[Data items]
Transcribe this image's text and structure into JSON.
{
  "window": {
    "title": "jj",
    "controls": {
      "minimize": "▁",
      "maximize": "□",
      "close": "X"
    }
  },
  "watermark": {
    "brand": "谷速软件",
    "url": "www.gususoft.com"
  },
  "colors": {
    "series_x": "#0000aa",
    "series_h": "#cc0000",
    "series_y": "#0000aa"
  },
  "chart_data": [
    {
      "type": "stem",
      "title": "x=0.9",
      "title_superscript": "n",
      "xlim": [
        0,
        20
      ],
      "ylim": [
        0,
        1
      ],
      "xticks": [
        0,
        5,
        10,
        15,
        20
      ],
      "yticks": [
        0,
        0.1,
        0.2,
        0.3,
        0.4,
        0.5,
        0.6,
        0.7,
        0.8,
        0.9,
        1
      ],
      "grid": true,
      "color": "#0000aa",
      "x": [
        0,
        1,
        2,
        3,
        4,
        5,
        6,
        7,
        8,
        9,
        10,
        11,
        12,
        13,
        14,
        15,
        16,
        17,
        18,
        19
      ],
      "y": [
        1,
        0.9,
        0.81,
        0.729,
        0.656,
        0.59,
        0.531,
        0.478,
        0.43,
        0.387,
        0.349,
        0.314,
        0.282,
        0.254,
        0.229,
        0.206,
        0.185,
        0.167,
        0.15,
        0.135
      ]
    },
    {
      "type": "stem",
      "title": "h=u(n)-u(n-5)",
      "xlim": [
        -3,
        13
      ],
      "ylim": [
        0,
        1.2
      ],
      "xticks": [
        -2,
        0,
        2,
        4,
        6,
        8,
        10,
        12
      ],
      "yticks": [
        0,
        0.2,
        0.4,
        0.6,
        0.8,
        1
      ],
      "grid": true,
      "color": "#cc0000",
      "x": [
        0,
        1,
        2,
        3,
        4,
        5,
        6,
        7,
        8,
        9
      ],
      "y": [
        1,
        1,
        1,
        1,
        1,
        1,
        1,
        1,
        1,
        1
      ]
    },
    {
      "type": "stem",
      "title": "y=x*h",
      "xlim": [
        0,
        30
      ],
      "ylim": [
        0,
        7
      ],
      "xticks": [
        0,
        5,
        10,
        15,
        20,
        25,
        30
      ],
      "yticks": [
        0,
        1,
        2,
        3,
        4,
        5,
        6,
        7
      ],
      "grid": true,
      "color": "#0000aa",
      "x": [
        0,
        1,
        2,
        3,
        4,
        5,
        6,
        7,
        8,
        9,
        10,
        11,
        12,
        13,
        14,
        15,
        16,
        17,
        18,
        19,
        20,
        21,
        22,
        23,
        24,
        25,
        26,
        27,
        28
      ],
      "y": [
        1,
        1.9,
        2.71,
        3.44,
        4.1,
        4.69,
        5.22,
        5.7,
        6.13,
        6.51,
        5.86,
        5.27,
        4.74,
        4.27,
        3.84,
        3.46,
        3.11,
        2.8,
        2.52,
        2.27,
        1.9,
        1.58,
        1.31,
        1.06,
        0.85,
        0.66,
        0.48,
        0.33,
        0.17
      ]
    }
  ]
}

> REQUEST
Copy out each record, keeping every word as it is.

> SOLUTION BELOW
Transcribe this image's text and structure into JSON.
{
  "window": {
    "title": "jj",
    "controls": {
      "minimize": "▁",
      "maximize": "□",
      "close": "X"
    }
  },
  "watermark": {
    "brand": "谷速软件",
    "url": "www.gususoft.com"
  },
  "colors": {
    "series_x": "#0000aa",
    "series_h": "#cc0000",
    "series_y": "#0000aa"
  },
  "chart_data": [
    {
      "type": "stem",
      "title": "x=0.9",
      "title_superscript": "n",
      "xlim": [
        0,
        20
      ],
      "ylim": [
        0,
        1
      ],
      "xticks": [
        0,
        5,
        10,
        15,
        20
      ],
      "yticks": [
        0,
        0.1,
        0.2,
        0.3,
        0.4,
        0.5,
        0.6,
        0.7,
        0.8,
        0.9,
        1
      ],
      "grid": true,
      "color": "#0000aa",
      "x": [
        0,
        1,
        2,
        3,
        4,
        5,
        6,
        7,
        8,
        9,
        10,
        11,
        12,
        13,
        14,
        15,
        16,
        17,
        18,
        19
      ],
      "y": [
        1,
        0.9,
        0.81,
        0.729,
        0.656,
        0.59,
        0.531,
        0.478,
        0.43,
        0.387,
        0.349,
        0.314,
        0.282,
        0.254,
        0.229,
        0.206,
        0.185,
        0.167,
        0.15,
        0.135
      ]
    },
    {
      "type": "stem",
      "title": "h=u(n)-u(n-5)",
      "xlim": [
        -3,
        13
      ],
      "ylim": [
        0,
        1.2
      ],
      "xticks": [
        -2,
        0,
        2,
        4,
        6,
        8,
        10,
        12
      ],
      "yticks": [
        0,
        0.2,
        0.4,
        0.6,
        0.8,
        1
      ],
      "grid": true,
      "color": "#cc0000",
      "x": [
        0,
        1,
        2,
        3,
        4,
        5,
        6,
        7,
        8,
        9
      ],
      "y": [
        1,
        1,
        1,
        1,
        1,
        1,
        1,
        1,
        1,
        1
      ]
    },
    {
      "type": "stem",
      "title": "y=x*h",
      "xlim": [
        0,
        30
      ],
      "ylim": [
        0,
        7
      ],
      "xticks": [
        0,
        5,
        10,
        15,
        20,
        25,
        30
      ],
      "yticks": [
        0,
        1,
        2,
        3,
        4,
        5,
        6,
        7
      ],
      "grid": true,
      "color": "#0000aa",
      "x": [
        0,
        1,
        2,
        3,
        4,
        5,
        6,
        7,
        8,
        9,
        10,
        11,
        12,
        13,
        14,
        15,
        16,
        17,
        18,
        19,
        20,
        21,
        22,
        23,
        24,
        25,
        26,
        27,
        28
      ],
      "y": [
        1,
        1.9,
        2.71,
        3.44,
        4.1,
        4.69,
        5.22,
        5.7,
        6.13,
        6.51,
        5.86,
        5.27,
        4.74,
        4.27,
        3.84,
        3.46,
        3.11,
        2.8,
        2.52,
        2.27,
        1.9,
        1.58,
        1.31,
        1.06,
        0.85,
        0.66,
        0.48,
        0.33,
        0.17
      ]
    }
  ]
}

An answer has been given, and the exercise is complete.